### [TASK STATEMENT]
Copy everything in the passage below about window blind cords from "All three of" down to "around her neck.", replacing "phone" with "doorbell".

Jack's mum Laura was at work at the time and raced home. "His dad worked so hard to save him. Jack was blue when his dad found him, and when I got there he wasn't blue, so I know my husband did breathe life into our little boy."

Mr Mackay said, "RIP my little mate. I did everything I could, but daddy couldn't bring you back," he said.

Jack's death has reminded me how close I came to losing my little girl. Two-and-a-half years ago, I discovered my daughter choking on a cord hanging from the blind of my bedroom window.

All three of my children were playing on my bed in my room. We'd been sitting together reading books when the phone rang. I left my then 7, 3 and 18-month-old on the bed. When I returned my 7-year-old had wandered off, my 3-year-old was on the floor playing with his toys and my baby girl was on my bed, on her knees, quietly choking on a cord that was wrapped around her neck.

She was leaning forward which had the affect of hanging her from the cords. She was purple and her eyes were bulging. She made no sound as she choked.

### [DATASET ROWS]
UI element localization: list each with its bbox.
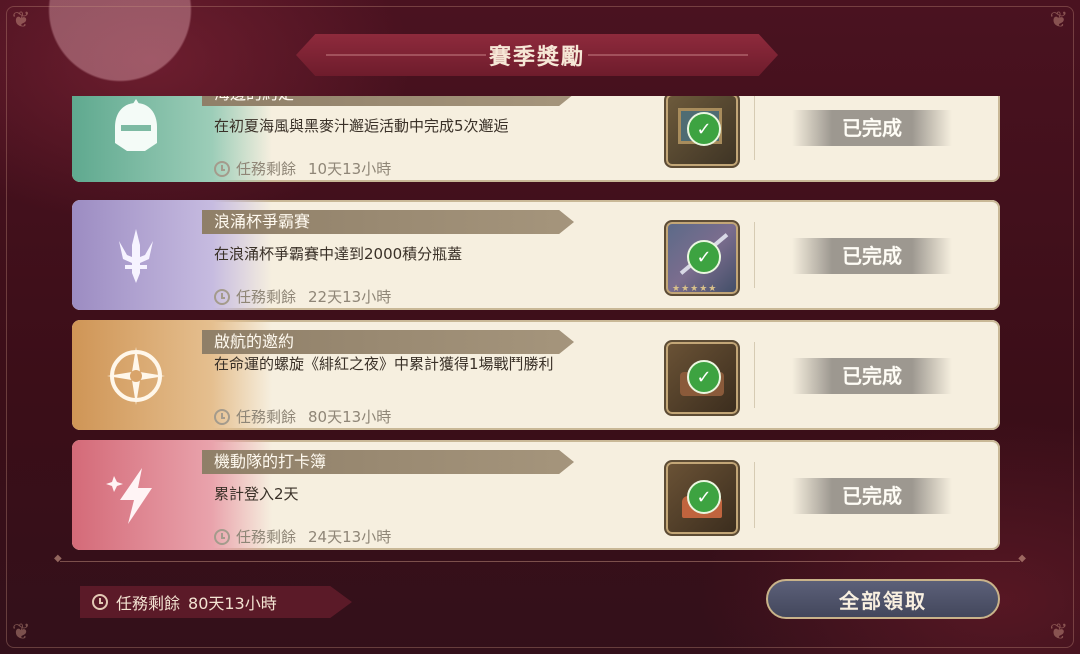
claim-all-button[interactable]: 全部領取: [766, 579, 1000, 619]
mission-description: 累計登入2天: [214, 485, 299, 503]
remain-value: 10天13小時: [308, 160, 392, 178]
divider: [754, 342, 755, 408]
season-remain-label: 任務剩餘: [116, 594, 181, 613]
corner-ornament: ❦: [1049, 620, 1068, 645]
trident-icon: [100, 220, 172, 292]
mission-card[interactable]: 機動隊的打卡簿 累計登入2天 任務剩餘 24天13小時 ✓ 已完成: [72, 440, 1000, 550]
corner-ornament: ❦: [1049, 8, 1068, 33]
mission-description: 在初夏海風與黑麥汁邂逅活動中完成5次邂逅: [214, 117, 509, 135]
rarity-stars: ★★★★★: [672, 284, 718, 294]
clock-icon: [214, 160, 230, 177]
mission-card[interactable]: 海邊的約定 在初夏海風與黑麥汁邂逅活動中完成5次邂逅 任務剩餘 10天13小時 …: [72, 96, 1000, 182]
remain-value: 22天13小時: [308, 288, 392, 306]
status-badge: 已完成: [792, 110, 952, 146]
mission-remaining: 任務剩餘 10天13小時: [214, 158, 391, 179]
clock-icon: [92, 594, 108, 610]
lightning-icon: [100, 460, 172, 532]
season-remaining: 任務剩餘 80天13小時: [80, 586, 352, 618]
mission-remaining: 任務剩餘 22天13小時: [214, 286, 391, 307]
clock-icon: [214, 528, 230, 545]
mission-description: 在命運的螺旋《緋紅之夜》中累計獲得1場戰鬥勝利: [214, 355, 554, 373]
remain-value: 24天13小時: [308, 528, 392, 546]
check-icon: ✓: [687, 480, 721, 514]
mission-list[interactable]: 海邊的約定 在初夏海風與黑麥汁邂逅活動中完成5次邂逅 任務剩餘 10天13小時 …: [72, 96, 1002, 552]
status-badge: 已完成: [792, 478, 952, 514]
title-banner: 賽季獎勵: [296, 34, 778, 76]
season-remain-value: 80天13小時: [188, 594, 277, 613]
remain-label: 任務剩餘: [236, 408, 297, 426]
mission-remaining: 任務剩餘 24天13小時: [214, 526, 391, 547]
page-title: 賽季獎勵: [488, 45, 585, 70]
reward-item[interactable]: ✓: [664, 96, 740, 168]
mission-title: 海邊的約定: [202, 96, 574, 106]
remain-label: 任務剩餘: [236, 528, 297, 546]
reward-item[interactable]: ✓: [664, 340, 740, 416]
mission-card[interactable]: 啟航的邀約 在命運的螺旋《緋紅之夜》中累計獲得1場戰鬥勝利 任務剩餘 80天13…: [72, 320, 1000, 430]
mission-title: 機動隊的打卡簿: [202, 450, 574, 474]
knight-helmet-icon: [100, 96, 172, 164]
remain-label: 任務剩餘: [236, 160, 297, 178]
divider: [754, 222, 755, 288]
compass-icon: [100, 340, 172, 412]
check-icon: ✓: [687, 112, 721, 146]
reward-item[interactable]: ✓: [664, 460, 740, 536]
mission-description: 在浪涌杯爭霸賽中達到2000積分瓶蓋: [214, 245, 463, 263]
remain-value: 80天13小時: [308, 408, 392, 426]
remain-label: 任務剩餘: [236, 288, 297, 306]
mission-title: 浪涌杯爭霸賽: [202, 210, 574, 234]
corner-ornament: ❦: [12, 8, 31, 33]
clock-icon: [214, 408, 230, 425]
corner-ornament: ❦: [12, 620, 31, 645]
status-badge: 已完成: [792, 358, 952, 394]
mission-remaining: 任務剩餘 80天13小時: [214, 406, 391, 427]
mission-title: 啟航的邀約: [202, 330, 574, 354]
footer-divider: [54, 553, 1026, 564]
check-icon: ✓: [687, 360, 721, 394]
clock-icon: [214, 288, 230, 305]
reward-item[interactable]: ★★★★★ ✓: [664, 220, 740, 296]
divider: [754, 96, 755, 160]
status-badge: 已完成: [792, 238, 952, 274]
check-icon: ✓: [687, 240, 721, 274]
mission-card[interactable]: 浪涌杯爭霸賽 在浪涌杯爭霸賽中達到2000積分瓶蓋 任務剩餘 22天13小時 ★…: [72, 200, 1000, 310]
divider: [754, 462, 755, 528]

--

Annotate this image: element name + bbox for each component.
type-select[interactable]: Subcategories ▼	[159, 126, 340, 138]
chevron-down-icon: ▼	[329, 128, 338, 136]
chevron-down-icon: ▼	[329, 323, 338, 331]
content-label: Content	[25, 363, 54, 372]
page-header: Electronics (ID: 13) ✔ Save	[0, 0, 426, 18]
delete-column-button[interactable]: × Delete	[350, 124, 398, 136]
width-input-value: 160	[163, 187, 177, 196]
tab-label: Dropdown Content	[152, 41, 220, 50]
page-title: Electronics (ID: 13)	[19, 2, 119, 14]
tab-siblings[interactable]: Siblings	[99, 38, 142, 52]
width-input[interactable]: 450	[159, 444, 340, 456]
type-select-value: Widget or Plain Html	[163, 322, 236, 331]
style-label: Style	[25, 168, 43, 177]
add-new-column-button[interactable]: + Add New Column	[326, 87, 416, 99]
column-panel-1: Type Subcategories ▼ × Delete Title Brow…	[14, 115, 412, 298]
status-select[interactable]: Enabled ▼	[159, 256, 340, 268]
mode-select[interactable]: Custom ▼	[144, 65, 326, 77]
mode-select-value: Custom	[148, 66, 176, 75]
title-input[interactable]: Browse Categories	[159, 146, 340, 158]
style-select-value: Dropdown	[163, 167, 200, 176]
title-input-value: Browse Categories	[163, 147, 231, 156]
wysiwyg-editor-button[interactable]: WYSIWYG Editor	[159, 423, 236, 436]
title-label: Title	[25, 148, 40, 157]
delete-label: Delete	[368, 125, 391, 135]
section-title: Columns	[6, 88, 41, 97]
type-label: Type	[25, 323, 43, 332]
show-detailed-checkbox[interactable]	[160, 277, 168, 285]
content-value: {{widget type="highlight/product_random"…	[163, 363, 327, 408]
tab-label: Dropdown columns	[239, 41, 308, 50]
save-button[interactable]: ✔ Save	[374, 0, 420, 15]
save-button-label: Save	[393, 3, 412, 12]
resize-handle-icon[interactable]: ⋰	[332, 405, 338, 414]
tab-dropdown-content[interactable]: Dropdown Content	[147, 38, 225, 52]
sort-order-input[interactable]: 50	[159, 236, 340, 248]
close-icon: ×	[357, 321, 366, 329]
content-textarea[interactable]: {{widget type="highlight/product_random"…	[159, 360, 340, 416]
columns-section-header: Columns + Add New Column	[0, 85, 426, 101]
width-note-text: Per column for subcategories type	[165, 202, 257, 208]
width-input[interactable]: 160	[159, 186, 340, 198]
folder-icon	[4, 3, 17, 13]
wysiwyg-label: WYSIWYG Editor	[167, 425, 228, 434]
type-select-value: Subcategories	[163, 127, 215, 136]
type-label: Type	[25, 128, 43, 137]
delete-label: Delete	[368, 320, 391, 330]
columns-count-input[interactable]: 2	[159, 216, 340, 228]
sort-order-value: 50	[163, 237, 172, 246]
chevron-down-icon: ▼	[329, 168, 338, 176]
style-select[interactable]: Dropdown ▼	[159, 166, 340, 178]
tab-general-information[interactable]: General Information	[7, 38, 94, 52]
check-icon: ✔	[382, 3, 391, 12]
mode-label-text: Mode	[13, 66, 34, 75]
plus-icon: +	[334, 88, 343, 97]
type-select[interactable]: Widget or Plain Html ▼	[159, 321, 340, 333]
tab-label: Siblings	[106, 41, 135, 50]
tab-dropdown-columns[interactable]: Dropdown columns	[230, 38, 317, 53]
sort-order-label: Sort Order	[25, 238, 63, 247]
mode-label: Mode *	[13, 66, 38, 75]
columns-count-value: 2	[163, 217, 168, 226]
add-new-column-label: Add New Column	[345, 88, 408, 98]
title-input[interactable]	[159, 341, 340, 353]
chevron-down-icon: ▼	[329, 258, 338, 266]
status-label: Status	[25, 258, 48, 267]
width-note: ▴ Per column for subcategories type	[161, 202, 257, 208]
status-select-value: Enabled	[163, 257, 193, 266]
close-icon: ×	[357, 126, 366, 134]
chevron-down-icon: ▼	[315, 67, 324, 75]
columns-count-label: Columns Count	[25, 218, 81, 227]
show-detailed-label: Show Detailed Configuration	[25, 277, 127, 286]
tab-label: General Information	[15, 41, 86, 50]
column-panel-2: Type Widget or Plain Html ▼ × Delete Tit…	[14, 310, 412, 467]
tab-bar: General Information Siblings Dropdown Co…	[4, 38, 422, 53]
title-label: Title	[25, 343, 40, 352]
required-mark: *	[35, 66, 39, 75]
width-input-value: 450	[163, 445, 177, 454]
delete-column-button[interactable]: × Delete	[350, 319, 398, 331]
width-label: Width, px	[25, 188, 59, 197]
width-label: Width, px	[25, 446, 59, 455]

### [IN RESPONSE]
All three of my children were playing on my bed in my room. We'd been sitting together reading books when the doorbell rang. I left my then 7, 3 and 18-month-old on the bed. When I returned my 7-year-old had wandered off, my 3-year-old was on the floor playing with his toys and my baby girl was on my bed, on her knees, quietly choking on a cord that was wrapped around her neck.